-- begin QUOTED TEXT --

THE silence of the damp morning air was broken
by the crackling and hissing sound as dried pieces of wood caught fire
from the lighted torches. Members of the Kuentai, a Japan-based
non-profit organization whose goal is to return the remains of these
dead soldiers to their homeland was starting the first ever mass
cremation of the human remains of 575 Japanese soldiers who died in
Saipan, Commonwealth of the Northern Mariana Islands, during the bloody
World War 2.
While the entire nation was recollecting the horrifying 9/11 events
10 years ago, the Japanese community in Saipan were also mourning for
their soldiers who lost their lives.
But unlike that fateful day when their bodies were dumped and buried
in a mass grave over 67 years ago, the skeletal remains that were
recovered following months of excavation from different areas in Marpi
were neatly piled and stacked on tin plates and placed on top of
firewood.
Under the shade of a canopy, representatives of the Japanese
community and local island officials honored the memory of the dead
soldiers and offered flowers for the sacrifices that they gave. The
atmosphere in the small clearing that was once an airport in Banadero,
Marpi took on a surreal mood as the yellow and orange fires hungrily
licked the firewood that would eventually reduce the pile of bones into
ashes, the only remnants of the Japanese soldiers who gave the ultimate
sacrifice during the battle.
Trying to overpower the strong smell of gasoline and the stench of
burning bones, I went around in a blur, capturing the memories of the
first open cremation I have ever witnessed on camera.
As the flames on each pile got hotter, the smoke got thicker and rose
higher above the treetops surrounding the area. If you close your eyes
you could almost see the souls of the dead soldiers rising up with the
smoke from the bone piles.
547 sets of the soldiers' remains were unearthed from the mass grave
the Kuentai group excavated in the village of Achugao, San Roque,
Saipan, in May and June this year. 28 sets of skeletal remains have been
excavated earlier and had been stored at the CNMI Historic Preservation
Office and added to the latest number of human remains.
In a solemn ceremony, Yukio Tanabe, Envoy of the Japanese Government
for the Recovery of the Remains in Saipan expressed his thanks to the
members of the recovery mission, the CNMI government and the local
people for the recovery of the remains of our soldiers on Saipan.
|
skeletal remains |
Kuentai secretary general Usan Kurata said that the 575 recovered
remains was like scratching the tip of the iceberg. Kurata said that
there are still over 26,000 remains of Japanese soldiers on Saipan that
they are hoping to excavate, cremate and give a proper burial in Japan.

-- end QUOTED TEXT --
-- begin SUPPLIED INFORMATION --

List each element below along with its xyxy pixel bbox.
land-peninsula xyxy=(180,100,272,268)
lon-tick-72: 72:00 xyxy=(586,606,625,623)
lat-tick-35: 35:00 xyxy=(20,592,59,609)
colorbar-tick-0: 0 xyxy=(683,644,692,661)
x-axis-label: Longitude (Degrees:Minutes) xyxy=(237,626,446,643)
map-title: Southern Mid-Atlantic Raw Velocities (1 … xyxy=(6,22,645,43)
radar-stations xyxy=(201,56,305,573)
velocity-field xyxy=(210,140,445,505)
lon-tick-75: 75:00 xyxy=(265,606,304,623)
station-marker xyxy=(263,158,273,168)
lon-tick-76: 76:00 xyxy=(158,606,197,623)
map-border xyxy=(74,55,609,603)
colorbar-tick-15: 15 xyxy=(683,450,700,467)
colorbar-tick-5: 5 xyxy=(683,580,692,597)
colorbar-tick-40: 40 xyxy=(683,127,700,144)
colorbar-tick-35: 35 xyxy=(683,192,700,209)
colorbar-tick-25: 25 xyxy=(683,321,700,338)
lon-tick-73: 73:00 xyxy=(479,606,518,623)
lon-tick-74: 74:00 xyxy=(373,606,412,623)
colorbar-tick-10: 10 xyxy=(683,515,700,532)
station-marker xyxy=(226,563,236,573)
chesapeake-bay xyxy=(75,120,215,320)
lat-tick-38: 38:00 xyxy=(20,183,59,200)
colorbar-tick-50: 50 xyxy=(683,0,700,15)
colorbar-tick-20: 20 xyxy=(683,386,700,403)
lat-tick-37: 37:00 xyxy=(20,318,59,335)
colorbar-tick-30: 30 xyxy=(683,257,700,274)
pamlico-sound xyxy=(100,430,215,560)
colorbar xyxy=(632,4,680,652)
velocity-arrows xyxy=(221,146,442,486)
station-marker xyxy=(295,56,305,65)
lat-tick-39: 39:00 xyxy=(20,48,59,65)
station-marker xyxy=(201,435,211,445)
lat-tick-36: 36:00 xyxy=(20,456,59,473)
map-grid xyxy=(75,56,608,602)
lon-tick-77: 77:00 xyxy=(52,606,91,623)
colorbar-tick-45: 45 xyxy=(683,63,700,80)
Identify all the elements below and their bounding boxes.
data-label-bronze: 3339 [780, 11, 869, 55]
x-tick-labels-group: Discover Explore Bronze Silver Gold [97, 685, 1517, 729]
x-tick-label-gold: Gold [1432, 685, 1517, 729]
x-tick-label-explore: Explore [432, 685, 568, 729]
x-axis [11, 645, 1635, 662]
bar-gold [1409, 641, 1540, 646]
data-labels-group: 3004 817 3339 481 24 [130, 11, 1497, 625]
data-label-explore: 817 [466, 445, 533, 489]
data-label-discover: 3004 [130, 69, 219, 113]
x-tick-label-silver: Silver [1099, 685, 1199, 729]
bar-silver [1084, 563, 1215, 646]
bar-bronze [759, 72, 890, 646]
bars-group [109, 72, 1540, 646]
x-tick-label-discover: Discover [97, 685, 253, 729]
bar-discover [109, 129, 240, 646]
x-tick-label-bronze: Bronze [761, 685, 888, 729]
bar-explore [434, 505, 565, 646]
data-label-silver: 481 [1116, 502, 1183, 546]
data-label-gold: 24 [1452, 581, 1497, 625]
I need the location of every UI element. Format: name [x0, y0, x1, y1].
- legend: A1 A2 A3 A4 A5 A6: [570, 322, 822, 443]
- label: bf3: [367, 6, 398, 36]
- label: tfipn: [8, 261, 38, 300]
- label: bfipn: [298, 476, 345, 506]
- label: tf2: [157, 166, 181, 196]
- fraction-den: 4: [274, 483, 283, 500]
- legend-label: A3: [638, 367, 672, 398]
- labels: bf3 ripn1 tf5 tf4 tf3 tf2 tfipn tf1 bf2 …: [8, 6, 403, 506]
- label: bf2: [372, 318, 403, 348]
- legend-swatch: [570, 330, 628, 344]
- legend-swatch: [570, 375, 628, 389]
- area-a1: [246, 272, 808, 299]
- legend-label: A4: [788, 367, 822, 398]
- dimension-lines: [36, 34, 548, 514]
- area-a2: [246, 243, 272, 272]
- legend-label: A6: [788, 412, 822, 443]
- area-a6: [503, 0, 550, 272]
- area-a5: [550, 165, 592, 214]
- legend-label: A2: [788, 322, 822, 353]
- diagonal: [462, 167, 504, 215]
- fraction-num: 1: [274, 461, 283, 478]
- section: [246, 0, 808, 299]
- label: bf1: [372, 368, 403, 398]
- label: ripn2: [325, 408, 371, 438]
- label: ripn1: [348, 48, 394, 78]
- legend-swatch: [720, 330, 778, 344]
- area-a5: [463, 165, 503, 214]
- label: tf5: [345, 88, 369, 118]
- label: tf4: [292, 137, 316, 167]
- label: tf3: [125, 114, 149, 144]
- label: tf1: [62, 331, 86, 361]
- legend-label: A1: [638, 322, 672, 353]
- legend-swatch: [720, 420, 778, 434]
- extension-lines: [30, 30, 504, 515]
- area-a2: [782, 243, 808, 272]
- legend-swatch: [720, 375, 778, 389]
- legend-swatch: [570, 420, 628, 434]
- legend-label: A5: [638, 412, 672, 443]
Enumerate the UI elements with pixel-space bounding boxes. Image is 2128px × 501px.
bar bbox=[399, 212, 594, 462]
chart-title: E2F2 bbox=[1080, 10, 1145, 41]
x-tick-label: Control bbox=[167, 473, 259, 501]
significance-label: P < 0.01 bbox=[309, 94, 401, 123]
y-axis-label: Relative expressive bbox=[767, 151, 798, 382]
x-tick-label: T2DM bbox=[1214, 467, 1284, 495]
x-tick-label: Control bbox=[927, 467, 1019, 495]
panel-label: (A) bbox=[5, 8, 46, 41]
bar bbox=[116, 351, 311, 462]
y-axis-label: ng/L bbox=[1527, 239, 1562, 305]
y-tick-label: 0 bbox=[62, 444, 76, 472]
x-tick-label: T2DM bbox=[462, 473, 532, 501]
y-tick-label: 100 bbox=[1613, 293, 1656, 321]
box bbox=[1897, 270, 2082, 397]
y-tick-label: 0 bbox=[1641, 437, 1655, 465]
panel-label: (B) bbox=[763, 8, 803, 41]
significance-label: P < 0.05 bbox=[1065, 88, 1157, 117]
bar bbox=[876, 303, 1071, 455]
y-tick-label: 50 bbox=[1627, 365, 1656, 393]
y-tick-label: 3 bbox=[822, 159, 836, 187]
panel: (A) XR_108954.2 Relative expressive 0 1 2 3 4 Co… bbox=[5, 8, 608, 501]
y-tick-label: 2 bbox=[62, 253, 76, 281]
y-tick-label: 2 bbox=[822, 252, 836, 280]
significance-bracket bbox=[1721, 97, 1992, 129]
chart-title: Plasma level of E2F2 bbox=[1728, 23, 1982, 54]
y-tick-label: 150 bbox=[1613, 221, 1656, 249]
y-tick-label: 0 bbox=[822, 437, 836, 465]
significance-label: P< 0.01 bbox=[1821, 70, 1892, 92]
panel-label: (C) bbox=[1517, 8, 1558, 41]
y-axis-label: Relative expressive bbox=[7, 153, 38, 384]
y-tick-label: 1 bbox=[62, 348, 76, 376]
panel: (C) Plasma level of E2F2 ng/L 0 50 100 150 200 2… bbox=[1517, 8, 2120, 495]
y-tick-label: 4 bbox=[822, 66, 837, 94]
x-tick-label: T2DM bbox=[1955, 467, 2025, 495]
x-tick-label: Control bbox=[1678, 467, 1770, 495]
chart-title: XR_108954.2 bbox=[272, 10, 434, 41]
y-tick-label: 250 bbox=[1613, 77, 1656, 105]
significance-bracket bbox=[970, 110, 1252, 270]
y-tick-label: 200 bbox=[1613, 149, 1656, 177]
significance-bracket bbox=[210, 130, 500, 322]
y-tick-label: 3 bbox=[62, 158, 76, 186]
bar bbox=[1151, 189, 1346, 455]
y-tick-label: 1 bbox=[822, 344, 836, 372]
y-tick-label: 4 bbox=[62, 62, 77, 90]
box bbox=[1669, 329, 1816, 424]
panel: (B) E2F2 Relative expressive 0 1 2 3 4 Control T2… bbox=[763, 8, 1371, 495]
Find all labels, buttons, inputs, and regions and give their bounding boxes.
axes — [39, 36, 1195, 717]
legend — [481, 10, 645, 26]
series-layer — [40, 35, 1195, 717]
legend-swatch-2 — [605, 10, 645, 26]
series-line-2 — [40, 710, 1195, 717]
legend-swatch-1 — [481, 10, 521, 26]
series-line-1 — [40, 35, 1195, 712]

-- end SUPPLIED INFORMATION --

> REQUIRED ACTIONS:
**1)** Render the stretch of the records from the start through the line containing "x-axis-label: Longitude (Degrees:Minutes)" as a Markdown table with the columns Row and Line, numbering each row and skipping blank lines.
**2)** Write the next part of the account of the Saipan cremation, picking up after its final sentence.

> THE RESPONSES:
**1)**
| Row | Line |
|---|---|
| 1 | List each element below along with its xyxy pixel bbox. |
| 2 | land-peninsula xyxy=(180,100,272,268) |
| 3 | lon-tick-72: 72:00 xyxy=(586,606,625,623) |
| 4 | lat-tick-35: 35:00 xyxy=(20,592,59,609) |
| 5 | colorbar-tick-0: 0 xyxy=(683,644,692,661) |
| 6 | x-axis-label: Longitude (Degrees:Minutes) xyxy=(237,626,446,643) |

**2)**
The excavation and cremation raised quite a storm among locals, and
especially from former U.S. soldiers who questioned the identity of the
human remains, if all of the bones belonged to Japanese soldiers, safety
concerns over holding an open air cremation, and other issues.
Kuentai said that the remains of Japanese soldiers cremated after
proper identification procedures. The Kuentai Bereavement Group showed a
60-page report on the project done by archaeologists Randy A. Harper,
Marilyn K. Swift and principal investigator Michael A. Fleming of the
Swift and Harper Archaeological Resource Consulting where chronicles the
processes they underwent before the excavations.
The report showed that three previous testing and data recovery
programs were conducted in the area where the mass graves were located
in Achugao, Tanapag in 1990, 1991 and 1995 and all the testing were in
compliance with the U.S. 1935 Historic Sites Act, the National Historic
Preservation Act of 1966 and the 1980 National Historic Preservation Act
amendments as well as CNMI Public Laws 3-33 and 3-39 which pertain to
the removal or treatment of human remains for historic preservation.
The archaeologists' report stated that the team dug a total of 77
trenches all over Marpi— 37 trenches from May 21-24 and 40 more trenches
from June 27 to July 3 before the mass grave was finally located
containing 547 sets of human remains. All the trench excavations were
monitored by the archaeologists and the bones were identified to belong
to Japanese soldiers.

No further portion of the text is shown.